Pictures stay out of the copy; set down each line of the listing below exactly.

## BEGIN Given entries

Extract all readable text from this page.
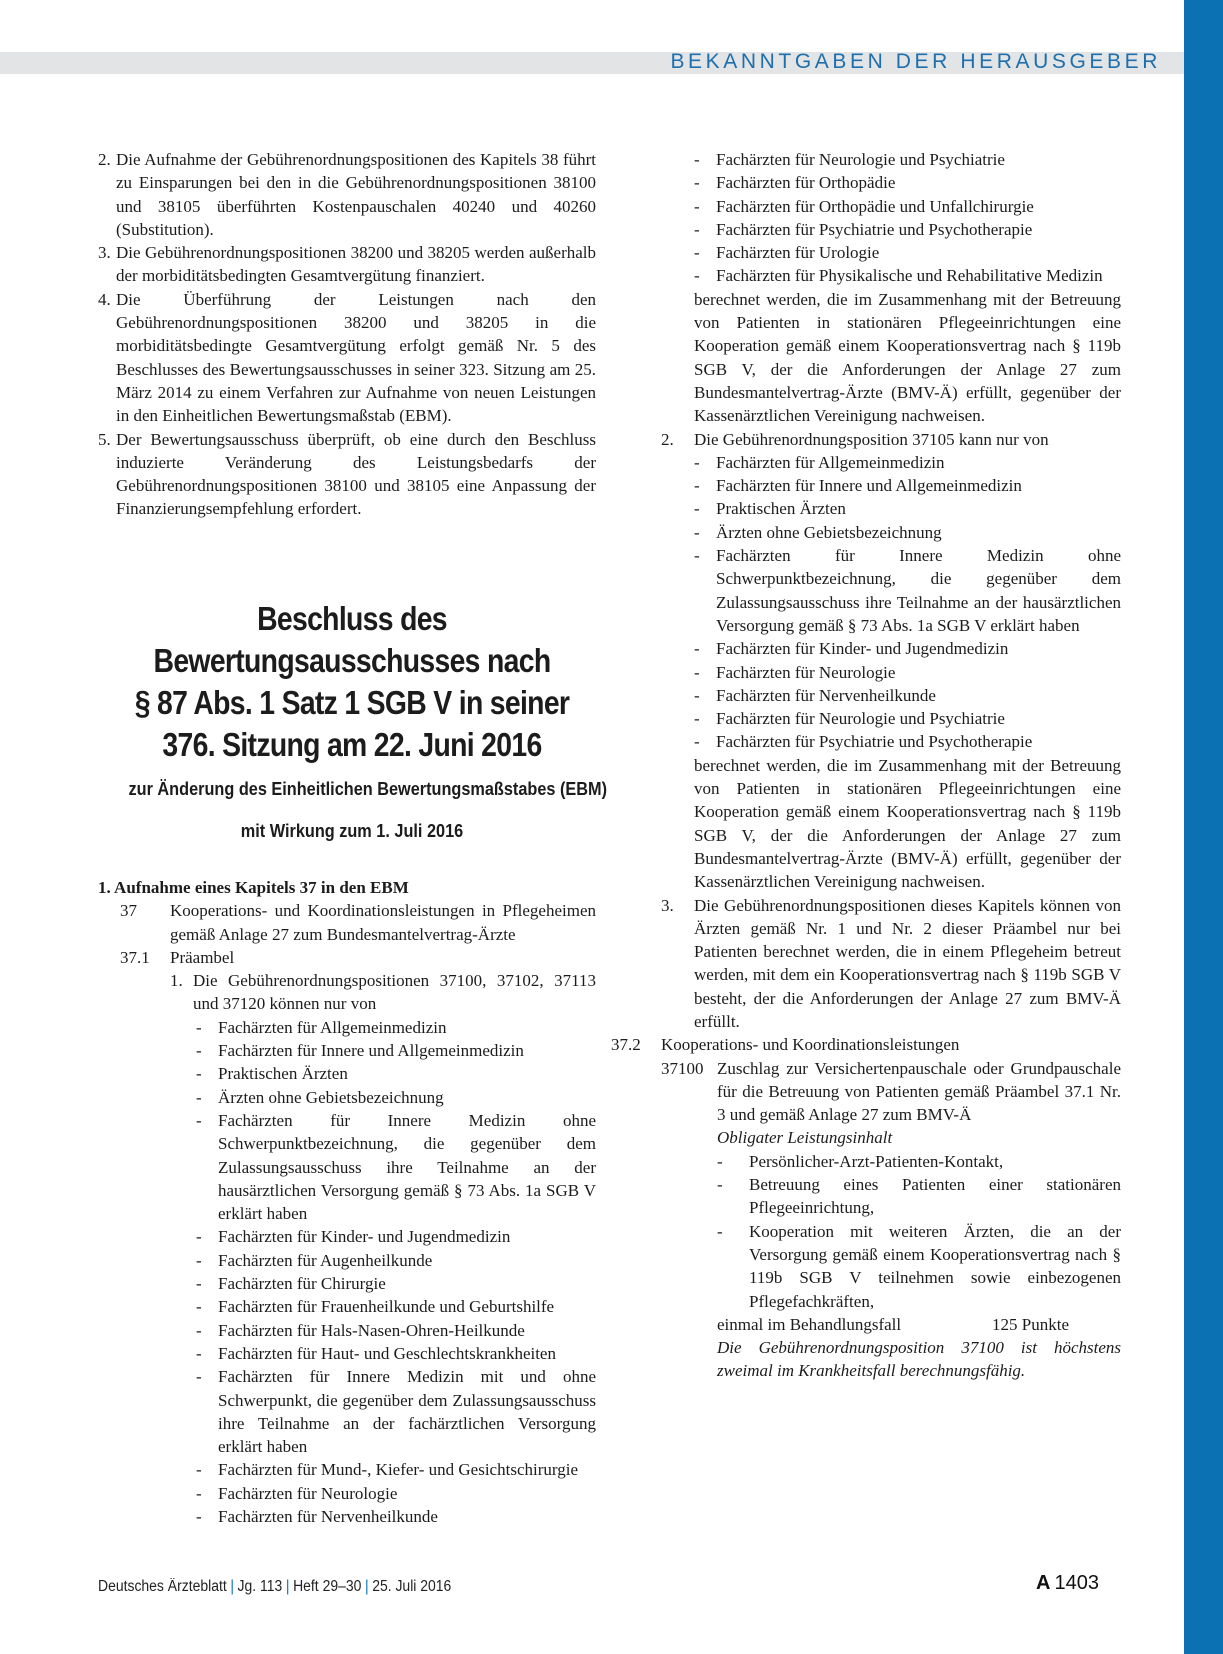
BEKANNTGABEN DER HERAUSGEBER
2. Die Aufnahme der Gebührenordnungspositionen des Kapitels 38 führt zu Einsparungen bei den in die Gebührenordnungspositionen 38100 und 38105 überführten Kostenpauschalen 40240 und 40260 (Substitution).
3. Die Gebührenordnungspositionen 38200 und 38205 werden außerhalb der morbiditätsbedingten Gesamtvergütung finanziert.
4. Die Überführung der Leistungen nach den Gebührenordnungspositionen 38200 und 38205 in die morbiditätsbedingte Gesamtvergütung erfolgt gemäß Nr. 5 des Beschlusses des Bewertungsausschusses in seiner 323. Sitzung am 25. März 2014 zu einem Verfahren zur Aufnahme von neuen Leistungen in den Einheitlichen Bewertungsmaßstab (EBM).
5. Der Bewertungsausschuss überprüft, ob eine durch den Beschluss induzierte Veränderung des Leistungsbedarfs der Gebührenordnungspositionen 38100 und 38105 eine Anpassung der Finanzierungsempfehlung erfordert.
Beschluss des
Bewertungsausschusses nach
§ 87 Abs. 1 Satz 1 SGB V in seiner
376. Sitzung am 22. Juni 2016
zur Änderung des Einheitlichen Bewertungsmaßstabes (EBM)
mit Wirkung zum 1. Juli 2016
1. Aufnahme eines Kapitels 37 in den EBM
37 Kooperations- und Koordinationsleistungen in Pflegeheimen gemäß Anlage 27 zum Bundesmantelvertrag-Ärzte
37.1 Präambel
1. Die Gebührenordnungspositionen 37100, 37102, 37113 und 37120 können nur von
- Fachärzten für Allgemeinmedizin
- Fachärzten für Innere und Allgemeinmedizin
- Praktischen Ärzten
- Ärzten ohne Gebietsbezeichnung
- Fachärzten für Innere Medizin ohne Schwerpunktbezeichnung, die gegenüber dem Zulassungsausschuss ihre Teilnahme an der hausärztlichen Versorgung gemäß § 73 Abs. 1a SGB V erklärt haben
- Fachärzten für Kinder- und Jugendmedizin
- Fachärzten für Augenheilkunde
- Fachärzten für Chirurgie
- Fachärzten für Frauenheilkunde und Geburtshilfe
- Fachärzten für Hals-Nasen-Ohren-Heilkunde
- Fachärzten für Haut- und Geschlechtskrankheiten
- Fachärzten für Innere Medizin mit und ohne Schwerpunkt, die gegenüber dem Zulassungsausschuss ihre Teilnahme an der fachärztlichen Versorgung erklärt haben
- Fachärzten für Mund-, Kiefer- und Gesichtschirurgie
- Fachärzten für Neurologie
- Fachärzten für Nervenheilkunde
- Fachärzten für Neurologie und Psychiatrie
- Fachärzten für Orthopädie
- Fachärzten für Orthopädie und Unfallchirurgie
- Fachärzten für Psychiatrie und Psychotherapie
- Fachärzten für Urologie
- Fachärzten für Physikalische und Rehabilitative Medizin
berechnet werden, die im Zusammenhang mit der Betreuung von Patienten in stationären Pflegeeinrichtungen eine Kooperation gemäß einem Kooperationsvertrag nach § 119b SGB V, der die Anforderungen der Anlage 27 zum Bundesmantelvertrag-Ärzte (BMV-Ä) erfüllt, gegenüber der Kassenärztlichen Vereinigung nachweisen.
2. Die Gebührenordnungsposition 37105 kann nur von
- Fachärzten für Allgemeinmedizin
- Fachärzten für Innere und Allgemeinmedizin
- Praktischen Ärzten
- Ärzten ohne Gebietsbezeichnung
- Fachärzten für Innere Medizin ohne Schwerpunktbezeichnung, die gegenüber dem Zulassungsausschuss ihre Teilnahme an der hausärztlichen Versorgung gemäß § 73 Abs. 1a SGB V erklärt haben
- Fachärzten für Kinder- und Jugendmedizin
- Fachärzten für Neurologie
- Fachärzten für Nervenheilkunde
- Fachärzten für Neurologie und Psychiatrie
- Fachärzten für Psychiatrie und Psychotherapie
berechnet werden, die im Zusammenhang mit der Betreuung von Patienten in stationären Pflegeeinrichtungen eine Kooperation gemäß einem Kooperationsvertrag nach § 119b SGB V, der die Anforderungen der Anlage 27 zum Bundesmantelvertrag-Ärzte (BMV-Ä) erfüllt, gegenüber der Kassenärztlichen Vereinigung nachweisen.
3. Die Gebührenordnungspositionen dieses Kapitels können von Ärzten gemäß Nr. 1 und Nr. 2 dieser Präambel nur bei Patienten berechnet werden, die in einem Pflegeheim betreut werden, mit dem ein Kooperationsvertrag nach § 119b SGB V besteht, der die Anforderungen der Anlage 27 zum BMV-Ä erfüllt.
37.2 Kooperations- und Koordinationsleistungen
37100 Zuschlag zur Versichertenpauschale oder Grundpauschale für die Betreuung von Patienten gemäß Präambel 37.1 Nr. 3 und gemäß Anlage 27 zum BMV-Ä
Obligater Leistungsinhalt
- Persönlicher-Arzt-Patienten-Kontakt,
- Betreuung eines Patienten einer stationären Pflegeeinrichtung,
- Kooperation mit weiteren Ärzten, die an der Versorgung gemäß einem Kooperationsvertrag nach § 119b SGB V teilnehmen sowie einbezogenen Pflegefachkräften,
einmal im Behandlungsfall	125 Punkte
Die Gebührenordnungsposition 37100 ist höchstens zweimal im Krankheitsfall berechnungsfähig.
Deutsches Ärzteblatt | Jg. 113 | Heft 29–30 | 25. Juli 2016	A 1403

## END Given entries

Result for this exercise:
Extract all readable text from this page.
BEKANNTGABEN DER HERAUSGEBER
2. Die Aufnahme der Gebührenordnungspositionen des Kapitels 38 führt zu Einsparungen bei den in die Gebührenordnungspositionen 38100 und 38105 überführten Kostenpauschalen 40240 und 40260 (Substitution).
3. Die Gebührenordnungspositionen 38200 und 38205 werden außerhalb der morbiditätsbedingten Gesamtvergütung finanziert.
4. Die Überführung der Leistungen nach den Gebührenordnungspositionen 38200 und 38205 in die morbiditätsbedingte Gesamtvergütung erfolgt gemäß Nr. 5 des Beschlusses des Bewertungsausschusses in seiner 323. Sitzung am 25. März 2014 zu einem Verfahren zur Aufnahme von neuen Leistungen in den Einheitlichen Bewertungsmaßstab (EBM).
5. Der Bewertungsausschuss überprüft, ob eine durch den Beschluss induzierte Veränderung des Leistungsbedarfs der Gebührenordnungspositionen 38100 und 38105 eine Anpassung der Finanzierungsempfehlung erfordert.
Beschluss des
Bewertungsausschusses nach
§ 87 Abs. 1 Satz 1 SGB V in seiner
376. Sitzung am 22. Juni 2016
zur Änderung des Einheitlichen Bewertungsmaßstabes (EBM)
mit Wirkung zum 1. Juli 2016
1. Aufnahme eines Kapitels 37 in den EBM
37 Kooperations- und Koordinationsleistungen in Pflegeheimen gemäß Anlage 27 zum Bundesmantelvertrag-Ärzte
37.1 Präambel
1. Die Gebührenordnungspositionen 37100, 37102, 37113 und 37120 können nur von
- Fachärzten für Allgemeinmedizin
- Fachärzten für Innere und Allgemeinmedizin
- Praktischen Ärzten
- Ärzten ohne Gebietsbezeichnung
- Fachärzten für Innere Medizin ohne Schwerpunktbezeichnung, die gegenüber dem Zulassungsausschuss ihre Teilnahme an der hausärztlichen Versorgung gemäß § 73 Abs. 1a SGB V erklärt haben
- Fachärzten für Kinder- und Jugendmedizin
- Fachärzten für Augenheilkunde
- Fachärzten für Chirurgie
- Fachärzten für Frauenheilkunde und Geburtshilfe
- Fachärzten für Hals-Nasen-Ohren-Heilkunde
- Fachärzten für Haut- und Geschlechtskrankheiten
- Fachärzten für Innere Medizin mit und ohne Schwerpunkt, die gegenüber dem Zulassungsausschuss ihre Teilnahme an der fachärztlichen Versorgung erklärt haben
- Fachärzten für Mund-, Kiefer- und Gesichtschirurgie
- Fachärzten für Neurologie
- Fachärzten für Nervenheilkunde
- Fachärzten für Neurologie und Psychiatrie
- Fachärzten für Orthopädie
- Fachärzten für Orthopädie und Unfallchirurgie
- Fachärzten für Psychiatrie und Psychotherapie
- Fachärzten für Urologie
- Fachärzten für Physikalische und Rehabilitative Medizin
berechnet werden, die im Zusammenhang mit der Betreuung von Patienten in stationären Pflegeeinrichtungen eine Kooperation gemäß einem Kooperationsvertrag nach § 119b SGB V, der die Anforderungen der Anlage 27 zum Bundesmantelvertrag-Ärzte (BMV-Ä) erfüllt, gegenüber der Kassenärztlichen Vereinigung nachweisen.
2. Die Gebührenordnungsposition 37105 kann nur von
- Fachärzten für Allgemeinmedizin
- Fachärzten für Innere und Allgemeinmedizin
- Praktischen Ärzten
- Ärzten ohne Gebietsbezeichnung
- Fachärzten für Innere Medizin ohne Schwerpunktbezeichnung, die gegenüber dem Zulassungsausschuss ihre Teilnahme an der hausärztlichen Versorgung gemäß § 73 Abs. 1a SGB V erklärt haben
- Fachärzten für Kinder- und Jugendmedizin
- Fachärzten für Neurologie
- Fachärzten für Nervenheilkunde
- Fachärzten für Neurologie und Psychiatrie
- Fachärzten für Psychiatrie und Psychotherapie
berechnet werden, die im Zusammenhang mit der Betreuung von Patienten in stationären Pflegeeinrichtungen eine Kooperation gemäß einem Kooperationsvertrag nach § 119b SGB V, der die Anforderungen der Anlage 27 zum Bundesmantelvertrag-Ärzte (BMV-Ä) erfüllt, gegenüber der Kassenärztlichen Vereinigung nachweisen.
3. Die Gebührenordnungspositionen dieses Kapitels können von Ärzten gemäß Nr. 1 und Nr. 2 dieser Präambel nur bei Patienten berechnet werden, die in einem Pflegeheim betreut werden, mit dem ein Kooperationsvertrag nach § 119b SGB V besteht, der die Anforderungen der Anlage 27 zum BMV-Ä erfüllt.
37.2 Kooperations- und Koordinationsleistungen
37100 Zuschlag zur Versichertenpauschale oder Grundpauschale für die Betreuung von Patienten gemäß Präambel 37.1 Nr. 3 und gemäß Anlage 27 zum BMV-Ä
Obligater Leistungsinhalt
- Persönlicher-Arzt-Patienten-Kontakt,
- Betreuung eines Patienten einer stationären Pflegeeinrichtung,
- Kooperation mit weiteren Ärzten, die an der Versorgung gemäß einem Kooperationsvertrag nach § 119b SGB V teilnehmen sowie einbezogenen Pflegefachkräften,
einmal im Behandlungsfall	125 Punkte
Die Gebührenordnungsposition 37100 ist höchstens zweimal im Krankheitsfall berechnungsfähig.
Deutsches Ärzteblatt | Jg. 113 | Heft 29–30 | 25. Juli 2016	A 1403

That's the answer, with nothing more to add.